## A block of data
>>>>

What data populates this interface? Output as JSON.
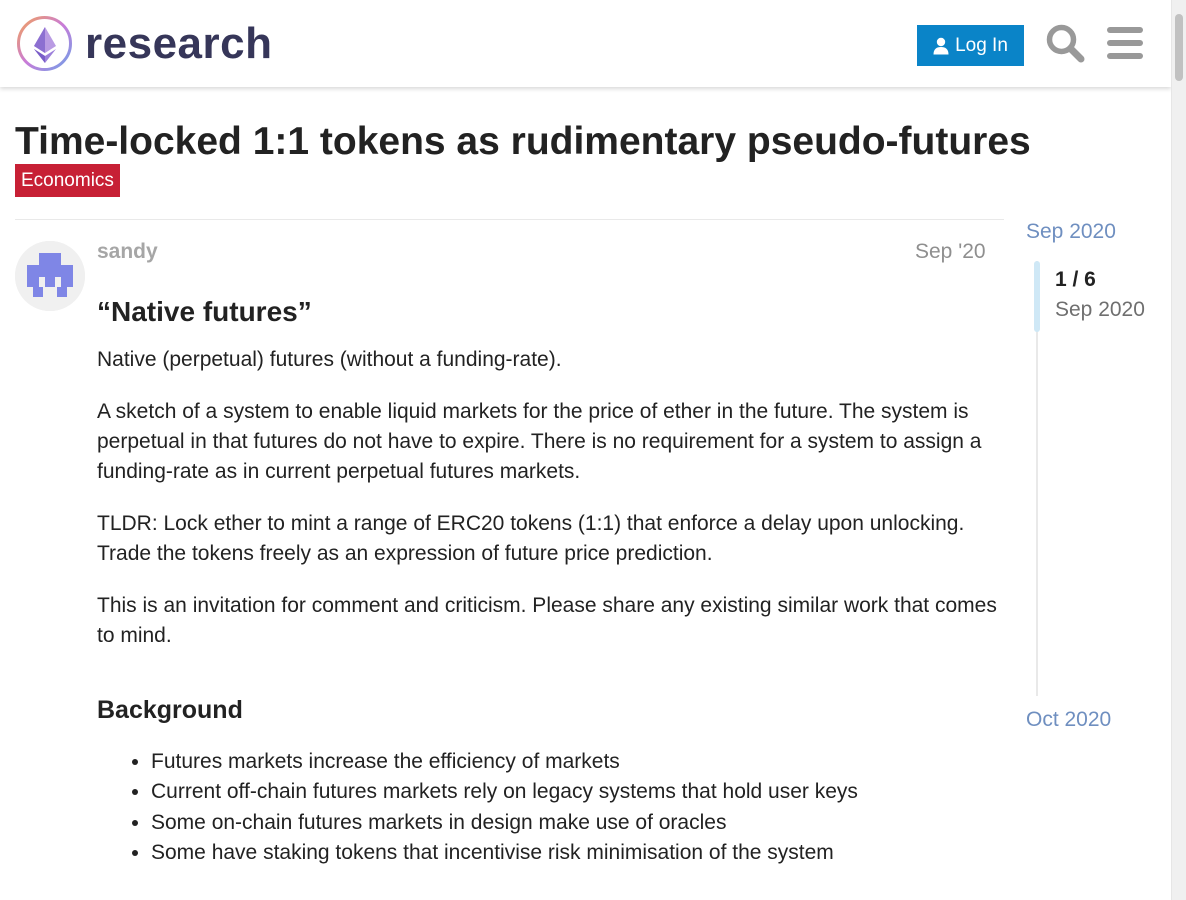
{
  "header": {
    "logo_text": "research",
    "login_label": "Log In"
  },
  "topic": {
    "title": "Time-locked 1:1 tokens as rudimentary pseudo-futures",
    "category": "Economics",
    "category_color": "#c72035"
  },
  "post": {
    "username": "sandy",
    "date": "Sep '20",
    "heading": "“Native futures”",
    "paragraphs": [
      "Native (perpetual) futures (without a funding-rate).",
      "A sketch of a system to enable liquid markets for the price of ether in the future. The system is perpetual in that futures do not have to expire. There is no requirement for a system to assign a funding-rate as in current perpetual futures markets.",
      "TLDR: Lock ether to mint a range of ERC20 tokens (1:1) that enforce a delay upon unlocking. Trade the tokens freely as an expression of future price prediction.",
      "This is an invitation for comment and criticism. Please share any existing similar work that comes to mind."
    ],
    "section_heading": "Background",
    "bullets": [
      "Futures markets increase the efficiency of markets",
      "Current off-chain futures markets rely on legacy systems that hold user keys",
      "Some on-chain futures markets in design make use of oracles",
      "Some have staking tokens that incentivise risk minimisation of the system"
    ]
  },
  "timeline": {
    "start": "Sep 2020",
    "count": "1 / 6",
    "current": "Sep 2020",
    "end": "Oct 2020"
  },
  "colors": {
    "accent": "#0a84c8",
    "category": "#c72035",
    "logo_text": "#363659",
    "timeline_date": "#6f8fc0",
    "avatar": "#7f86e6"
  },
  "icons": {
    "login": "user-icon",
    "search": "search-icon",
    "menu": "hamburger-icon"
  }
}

<<<<
>>>>

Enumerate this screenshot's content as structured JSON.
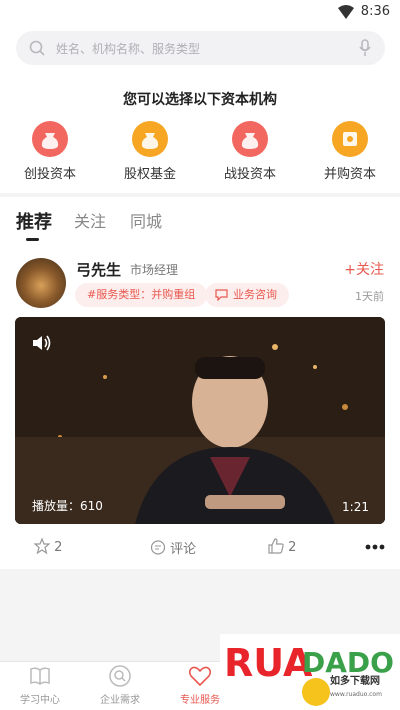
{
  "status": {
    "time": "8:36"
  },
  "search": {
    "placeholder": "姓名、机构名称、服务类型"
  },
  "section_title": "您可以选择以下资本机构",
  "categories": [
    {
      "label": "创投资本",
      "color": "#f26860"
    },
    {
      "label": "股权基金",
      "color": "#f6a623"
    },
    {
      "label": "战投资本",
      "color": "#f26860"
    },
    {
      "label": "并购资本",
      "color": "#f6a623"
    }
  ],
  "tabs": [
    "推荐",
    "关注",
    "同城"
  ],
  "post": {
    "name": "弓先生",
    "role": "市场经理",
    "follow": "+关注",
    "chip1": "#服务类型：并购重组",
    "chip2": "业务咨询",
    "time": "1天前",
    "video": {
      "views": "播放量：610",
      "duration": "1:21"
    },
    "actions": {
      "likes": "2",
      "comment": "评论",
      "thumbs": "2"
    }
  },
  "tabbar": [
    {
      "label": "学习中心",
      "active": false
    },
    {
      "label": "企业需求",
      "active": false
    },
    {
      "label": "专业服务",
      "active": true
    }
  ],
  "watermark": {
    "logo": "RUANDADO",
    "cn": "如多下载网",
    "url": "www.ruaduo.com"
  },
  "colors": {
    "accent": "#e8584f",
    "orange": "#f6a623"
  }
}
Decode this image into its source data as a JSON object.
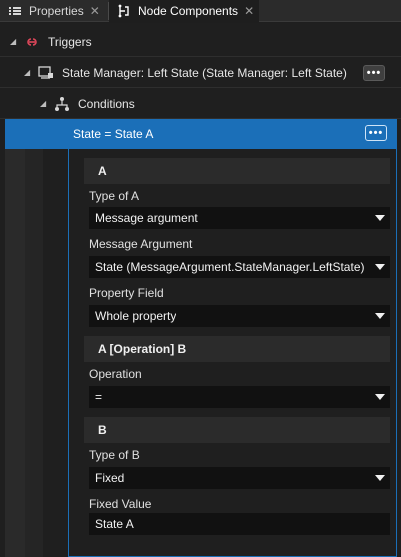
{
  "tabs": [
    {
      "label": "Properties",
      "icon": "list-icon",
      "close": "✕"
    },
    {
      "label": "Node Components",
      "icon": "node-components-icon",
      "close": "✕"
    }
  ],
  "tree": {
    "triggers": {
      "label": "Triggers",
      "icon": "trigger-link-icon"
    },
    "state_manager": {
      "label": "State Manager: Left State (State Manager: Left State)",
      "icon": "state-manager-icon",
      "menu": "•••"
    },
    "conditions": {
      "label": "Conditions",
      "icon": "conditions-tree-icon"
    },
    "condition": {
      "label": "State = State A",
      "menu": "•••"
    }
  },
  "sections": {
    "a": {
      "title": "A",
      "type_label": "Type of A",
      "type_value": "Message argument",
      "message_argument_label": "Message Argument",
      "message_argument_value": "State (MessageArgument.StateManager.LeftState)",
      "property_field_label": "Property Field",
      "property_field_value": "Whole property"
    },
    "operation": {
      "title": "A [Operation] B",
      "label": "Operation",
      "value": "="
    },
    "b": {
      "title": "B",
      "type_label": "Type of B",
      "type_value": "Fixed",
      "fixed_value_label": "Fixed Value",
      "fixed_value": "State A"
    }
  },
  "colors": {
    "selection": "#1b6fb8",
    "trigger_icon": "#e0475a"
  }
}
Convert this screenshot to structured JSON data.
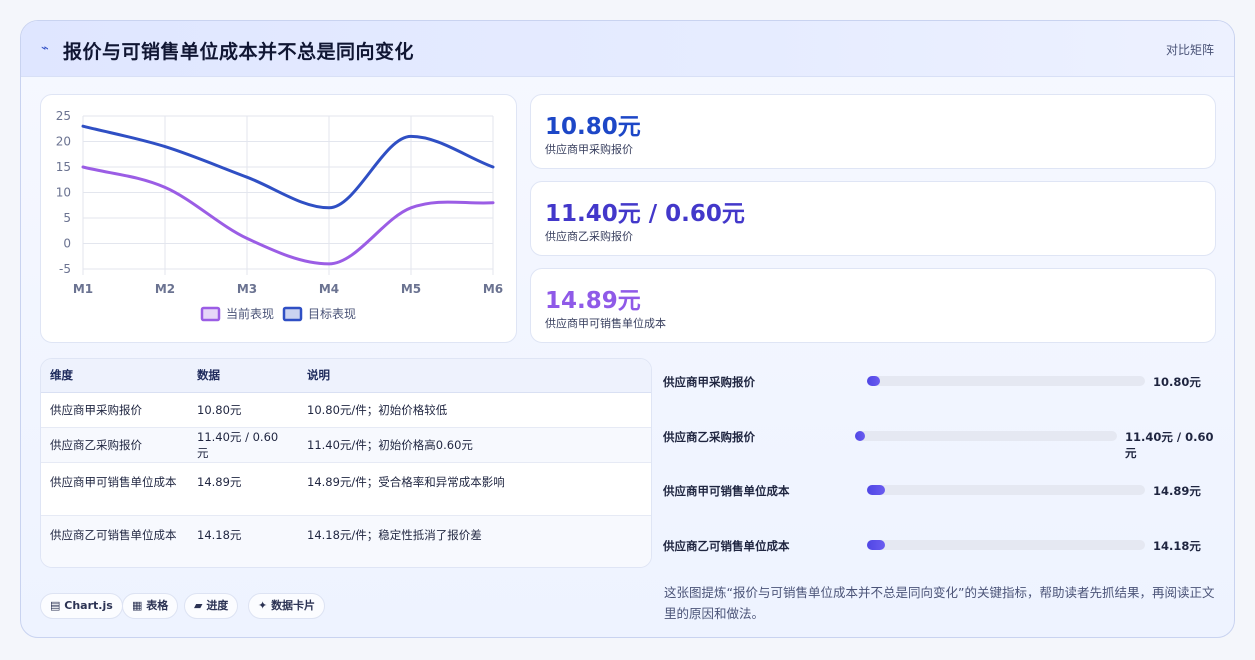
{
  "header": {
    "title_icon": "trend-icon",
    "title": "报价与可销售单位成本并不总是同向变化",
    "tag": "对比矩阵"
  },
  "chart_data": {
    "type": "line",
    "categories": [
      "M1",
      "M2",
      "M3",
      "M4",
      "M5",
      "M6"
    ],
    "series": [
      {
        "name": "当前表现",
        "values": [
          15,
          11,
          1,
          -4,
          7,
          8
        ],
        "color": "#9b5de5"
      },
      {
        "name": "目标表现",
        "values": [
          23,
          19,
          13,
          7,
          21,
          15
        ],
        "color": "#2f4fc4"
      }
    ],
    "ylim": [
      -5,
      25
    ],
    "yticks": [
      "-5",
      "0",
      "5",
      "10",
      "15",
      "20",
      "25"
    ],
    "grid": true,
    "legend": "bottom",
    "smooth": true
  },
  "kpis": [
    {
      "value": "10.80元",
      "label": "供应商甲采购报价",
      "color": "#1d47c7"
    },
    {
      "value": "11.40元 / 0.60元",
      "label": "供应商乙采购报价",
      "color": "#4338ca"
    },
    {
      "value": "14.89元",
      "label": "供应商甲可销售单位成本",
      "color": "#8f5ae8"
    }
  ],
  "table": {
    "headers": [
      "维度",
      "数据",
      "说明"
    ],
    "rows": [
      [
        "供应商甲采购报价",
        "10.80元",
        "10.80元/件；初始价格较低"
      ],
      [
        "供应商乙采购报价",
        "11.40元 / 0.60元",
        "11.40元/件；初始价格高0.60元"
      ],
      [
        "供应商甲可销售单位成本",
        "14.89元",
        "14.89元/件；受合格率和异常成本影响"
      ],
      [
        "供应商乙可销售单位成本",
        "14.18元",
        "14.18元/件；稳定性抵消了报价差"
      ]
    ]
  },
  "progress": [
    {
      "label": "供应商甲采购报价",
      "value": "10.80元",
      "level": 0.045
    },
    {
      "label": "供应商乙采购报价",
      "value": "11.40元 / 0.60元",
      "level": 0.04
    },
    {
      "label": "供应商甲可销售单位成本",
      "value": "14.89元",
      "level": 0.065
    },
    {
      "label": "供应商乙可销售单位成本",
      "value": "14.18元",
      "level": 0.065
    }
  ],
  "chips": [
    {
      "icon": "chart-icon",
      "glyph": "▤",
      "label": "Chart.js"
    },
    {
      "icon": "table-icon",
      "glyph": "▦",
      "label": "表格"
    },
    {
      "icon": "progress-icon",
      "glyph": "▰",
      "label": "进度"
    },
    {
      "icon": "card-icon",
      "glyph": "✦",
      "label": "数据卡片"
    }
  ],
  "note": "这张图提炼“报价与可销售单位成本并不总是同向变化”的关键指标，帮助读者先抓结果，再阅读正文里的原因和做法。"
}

<<<<
>>>>

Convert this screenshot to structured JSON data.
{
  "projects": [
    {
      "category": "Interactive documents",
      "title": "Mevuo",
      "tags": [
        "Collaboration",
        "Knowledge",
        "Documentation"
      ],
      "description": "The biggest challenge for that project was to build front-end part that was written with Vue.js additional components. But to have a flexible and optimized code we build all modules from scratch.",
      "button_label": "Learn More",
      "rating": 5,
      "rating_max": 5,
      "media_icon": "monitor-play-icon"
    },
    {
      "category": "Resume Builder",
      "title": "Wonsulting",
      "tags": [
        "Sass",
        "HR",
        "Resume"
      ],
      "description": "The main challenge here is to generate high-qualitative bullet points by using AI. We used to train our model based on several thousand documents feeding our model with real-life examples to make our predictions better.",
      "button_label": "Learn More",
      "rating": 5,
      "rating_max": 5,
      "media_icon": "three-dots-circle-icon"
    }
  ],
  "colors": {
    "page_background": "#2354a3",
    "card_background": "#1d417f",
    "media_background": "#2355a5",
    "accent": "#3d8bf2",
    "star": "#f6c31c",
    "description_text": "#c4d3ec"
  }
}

<<<<

## Exercise directions
Show, from the material above, each line that includes the string "chain".

## Answer to this problem
      "Current off-chain futures markets rely on legacy systems that hold user keys",
      "Some on-chain futures markets in design make use of oracles",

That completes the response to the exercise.